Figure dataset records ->
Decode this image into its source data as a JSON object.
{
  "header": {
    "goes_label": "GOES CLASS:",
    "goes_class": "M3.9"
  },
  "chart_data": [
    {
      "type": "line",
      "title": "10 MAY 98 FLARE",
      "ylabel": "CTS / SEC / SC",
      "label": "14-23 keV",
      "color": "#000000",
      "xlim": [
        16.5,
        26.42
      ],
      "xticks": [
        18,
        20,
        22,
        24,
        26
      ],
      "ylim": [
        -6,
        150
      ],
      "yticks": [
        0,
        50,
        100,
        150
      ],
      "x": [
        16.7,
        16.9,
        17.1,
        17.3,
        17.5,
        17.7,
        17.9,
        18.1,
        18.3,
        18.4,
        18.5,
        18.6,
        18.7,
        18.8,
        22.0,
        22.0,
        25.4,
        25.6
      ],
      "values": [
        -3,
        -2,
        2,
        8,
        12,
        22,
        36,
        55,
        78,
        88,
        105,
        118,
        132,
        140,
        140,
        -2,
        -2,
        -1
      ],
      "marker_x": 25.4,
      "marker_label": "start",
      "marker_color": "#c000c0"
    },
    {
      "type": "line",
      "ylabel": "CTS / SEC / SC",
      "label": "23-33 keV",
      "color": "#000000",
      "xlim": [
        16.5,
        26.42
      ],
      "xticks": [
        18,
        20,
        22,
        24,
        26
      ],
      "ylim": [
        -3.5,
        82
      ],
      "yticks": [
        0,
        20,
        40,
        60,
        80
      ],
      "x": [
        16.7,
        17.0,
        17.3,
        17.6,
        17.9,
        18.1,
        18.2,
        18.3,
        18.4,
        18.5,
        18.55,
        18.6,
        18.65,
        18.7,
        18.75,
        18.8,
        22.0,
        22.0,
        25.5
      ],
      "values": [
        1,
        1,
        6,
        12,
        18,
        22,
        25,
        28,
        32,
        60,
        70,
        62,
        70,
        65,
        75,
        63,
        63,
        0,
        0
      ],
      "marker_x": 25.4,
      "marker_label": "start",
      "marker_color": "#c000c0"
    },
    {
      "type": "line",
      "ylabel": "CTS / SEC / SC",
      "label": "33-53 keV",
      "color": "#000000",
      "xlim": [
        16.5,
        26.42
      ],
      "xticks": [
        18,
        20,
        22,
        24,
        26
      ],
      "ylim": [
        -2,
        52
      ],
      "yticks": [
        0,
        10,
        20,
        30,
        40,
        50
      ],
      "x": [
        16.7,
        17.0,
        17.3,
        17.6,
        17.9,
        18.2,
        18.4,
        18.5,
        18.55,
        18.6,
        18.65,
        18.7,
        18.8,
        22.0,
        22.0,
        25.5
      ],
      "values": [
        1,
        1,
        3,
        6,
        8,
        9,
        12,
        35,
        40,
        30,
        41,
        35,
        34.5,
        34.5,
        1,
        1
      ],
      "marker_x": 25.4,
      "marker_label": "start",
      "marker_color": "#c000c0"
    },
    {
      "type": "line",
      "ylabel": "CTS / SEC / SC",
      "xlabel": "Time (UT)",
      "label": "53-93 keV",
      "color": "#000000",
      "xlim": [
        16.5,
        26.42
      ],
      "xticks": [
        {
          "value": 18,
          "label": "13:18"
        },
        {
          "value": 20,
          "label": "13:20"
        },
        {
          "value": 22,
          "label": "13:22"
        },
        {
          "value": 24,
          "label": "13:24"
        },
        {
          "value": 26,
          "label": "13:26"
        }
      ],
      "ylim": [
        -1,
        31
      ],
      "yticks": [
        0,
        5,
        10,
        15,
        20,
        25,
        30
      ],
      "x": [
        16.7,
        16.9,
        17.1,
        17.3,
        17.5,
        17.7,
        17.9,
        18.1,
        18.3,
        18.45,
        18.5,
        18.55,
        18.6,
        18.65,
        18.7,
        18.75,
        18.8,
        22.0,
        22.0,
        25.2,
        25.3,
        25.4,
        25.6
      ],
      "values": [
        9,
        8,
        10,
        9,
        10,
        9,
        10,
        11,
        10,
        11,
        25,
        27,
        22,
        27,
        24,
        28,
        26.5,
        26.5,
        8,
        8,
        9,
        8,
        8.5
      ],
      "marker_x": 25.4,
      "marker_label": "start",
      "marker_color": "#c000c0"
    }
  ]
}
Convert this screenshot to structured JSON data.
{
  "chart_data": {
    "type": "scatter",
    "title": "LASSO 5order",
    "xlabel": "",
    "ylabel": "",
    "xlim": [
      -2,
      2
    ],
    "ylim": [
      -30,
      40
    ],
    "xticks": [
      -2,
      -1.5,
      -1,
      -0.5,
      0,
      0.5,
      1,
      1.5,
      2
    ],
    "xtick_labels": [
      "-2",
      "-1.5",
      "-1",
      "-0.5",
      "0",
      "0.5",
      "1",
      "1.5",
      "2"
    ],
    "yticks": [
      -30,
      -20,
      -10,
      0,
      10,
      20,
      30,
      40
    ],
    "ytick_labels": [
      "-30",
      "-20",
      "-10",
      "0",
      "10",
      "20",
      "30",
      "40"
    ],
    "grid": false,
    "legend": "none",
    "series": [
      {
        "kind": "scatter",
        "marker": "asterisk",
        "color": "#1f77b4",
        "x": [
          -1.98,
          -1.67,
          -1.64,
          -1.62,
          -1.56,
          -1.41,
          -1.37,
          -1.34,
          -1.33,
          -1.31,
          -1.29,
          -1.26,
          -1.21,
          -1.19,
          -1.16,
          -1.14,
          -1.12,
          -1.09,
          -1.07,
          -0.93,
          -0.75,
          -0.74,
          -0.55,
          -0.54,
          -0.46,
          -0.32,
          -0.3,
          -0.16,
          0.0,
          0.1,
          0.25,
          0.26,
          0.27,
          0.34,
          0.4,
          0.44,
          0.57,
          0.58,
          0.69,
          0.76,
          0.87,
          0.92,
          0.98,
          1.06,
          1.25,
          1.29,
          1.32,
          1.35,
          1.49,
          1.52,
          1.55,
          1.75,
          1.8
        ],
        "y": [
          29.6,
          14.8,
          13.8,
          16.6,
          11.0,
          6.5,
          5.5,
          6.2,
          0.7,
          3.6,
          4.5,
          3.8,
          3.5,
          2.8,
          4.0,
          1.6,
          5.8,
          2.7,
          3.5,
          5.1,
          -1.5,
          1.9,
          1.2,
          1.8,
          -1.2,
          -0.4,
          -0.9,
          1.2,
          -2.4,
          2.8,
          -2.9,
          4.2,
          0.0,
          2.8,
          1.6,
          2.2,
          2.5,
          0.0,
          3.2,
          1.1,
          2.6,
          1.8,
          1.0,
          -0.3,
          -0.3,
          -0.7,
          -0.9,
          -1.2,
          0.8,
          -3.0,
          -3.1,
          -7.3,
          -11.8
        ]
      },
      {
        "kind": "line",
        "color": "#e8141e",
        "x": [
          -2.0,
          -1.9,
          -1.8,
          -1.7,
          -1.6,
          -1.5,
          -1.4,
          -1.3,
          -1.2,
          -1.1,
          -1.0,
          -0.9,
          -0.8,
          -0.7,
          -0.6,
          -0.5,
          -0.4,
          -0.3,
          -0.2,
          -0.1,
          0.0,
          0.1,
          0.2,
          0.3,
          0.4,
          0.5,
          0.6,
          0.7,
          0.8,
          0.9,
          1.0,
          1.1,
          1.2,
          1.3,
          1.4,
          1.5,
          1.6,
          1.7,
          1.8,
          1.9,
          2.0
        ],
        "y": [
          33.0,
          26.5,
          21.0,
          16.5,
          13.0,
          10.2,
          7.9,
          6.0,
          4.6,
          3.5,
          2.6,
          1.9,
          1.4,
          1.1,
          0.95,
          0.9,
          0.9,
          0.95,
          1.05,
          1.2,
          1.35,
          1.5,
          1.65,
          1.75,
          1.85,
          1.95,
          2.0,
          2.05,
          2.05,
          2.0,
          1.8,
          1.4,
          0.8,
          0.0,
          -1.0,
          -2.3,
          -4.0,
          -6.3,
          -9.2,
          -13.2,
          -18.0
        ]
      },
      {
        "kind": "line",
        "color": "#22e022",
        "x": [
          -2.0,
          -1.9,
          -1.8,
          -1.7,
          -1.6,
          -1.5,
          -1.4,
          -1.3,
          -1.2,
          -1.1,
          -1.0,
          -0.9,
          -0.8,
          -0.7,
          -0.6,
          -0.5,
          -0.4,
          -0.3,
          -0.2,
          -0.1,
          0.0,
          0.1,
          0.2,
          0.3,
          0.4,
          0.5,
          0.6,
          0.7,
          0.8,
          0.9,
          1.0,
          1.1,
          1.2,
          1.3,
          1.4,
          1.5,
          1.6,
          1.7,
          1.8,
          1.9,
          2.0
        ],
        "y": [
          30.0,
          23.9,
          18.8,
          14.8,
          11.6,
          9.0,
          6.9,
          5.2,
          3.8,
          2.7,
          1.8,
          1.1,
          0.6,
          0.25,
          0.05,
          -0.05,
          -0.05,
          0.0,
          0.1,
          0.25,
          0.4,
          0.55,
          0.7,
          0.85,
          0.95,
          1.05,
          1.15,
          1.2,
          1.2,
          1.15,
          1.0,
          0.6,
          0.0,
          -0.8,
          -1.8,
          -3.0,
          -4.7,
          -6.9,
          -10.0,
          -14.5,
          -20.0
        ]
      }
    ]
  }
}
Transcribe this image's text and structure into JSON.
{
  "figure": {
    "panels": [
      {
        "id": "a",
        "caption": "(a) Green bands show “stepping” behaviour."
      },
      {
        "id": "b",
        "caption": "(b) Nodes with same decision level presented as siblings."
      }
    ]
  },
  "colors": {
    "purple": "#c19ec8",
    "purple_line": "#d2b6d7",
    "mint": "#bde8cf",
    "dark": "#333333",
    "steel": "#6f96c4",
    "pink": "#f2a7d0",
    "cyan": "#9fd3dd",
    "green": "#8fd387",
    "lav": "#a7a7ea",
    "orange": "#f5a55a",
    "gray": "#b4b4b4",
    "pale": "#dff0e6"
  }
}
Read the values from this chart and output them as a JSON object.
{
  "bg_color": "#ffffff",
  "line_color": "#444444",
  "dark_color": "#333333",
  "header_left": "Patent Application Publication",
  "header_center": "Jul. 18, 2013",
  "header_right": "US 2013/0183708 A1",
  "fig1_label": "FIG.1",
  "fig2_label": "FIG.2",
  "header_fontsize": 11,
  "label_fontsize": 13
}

AIM OF THE TASK -> Take the lines from the one containing "Transcribe this image's" to the last line of the material above and write them out exactly.

FINAL RESULT ->
Transcribe this image's text and structure into JSON.
{
  "figure": {
    "panels": [
      {
        "id": "a",
        "caption": "(a) Green bands show “stepping” behaviour."
      },
      {
        "id": "b",
        "caption": "(b) Nodes with same decision level presented as siblings."
      }
    ]
  },
  "colors": {
    "purple": "#c19ec8",
    "purple_line": "#d2b6d7",
    "mint": "#bde8cf",
    "dark": "#333333",
    "steel": "#6f96c4",
    "pink": "#f2a7d0",
    "cyan": "#9fd3dd",
    "green": "#8fd387",
    "lav": "#a7a7ea",
    "orange": "#f5a55a",
    "gray": "#b4b4b4",
    "pale": "#dff0e6"
  }
}
Read the values from this chart and output them as a JSON object.
{
  "bg_color": "#ffffff",
  "line_color": "#444444",
  "dark_color": "#333333",
  "header_left": "Patent Application Publication",
  "header_center": "Jul. 18, 2013",
  "header_right": "US 2013/0183708 A1",
  "fig1_label": "FIG.1",
  "fig2_label": "FIG.2",
  "header_fontsize": 11,
  "label_fontsize": 13
}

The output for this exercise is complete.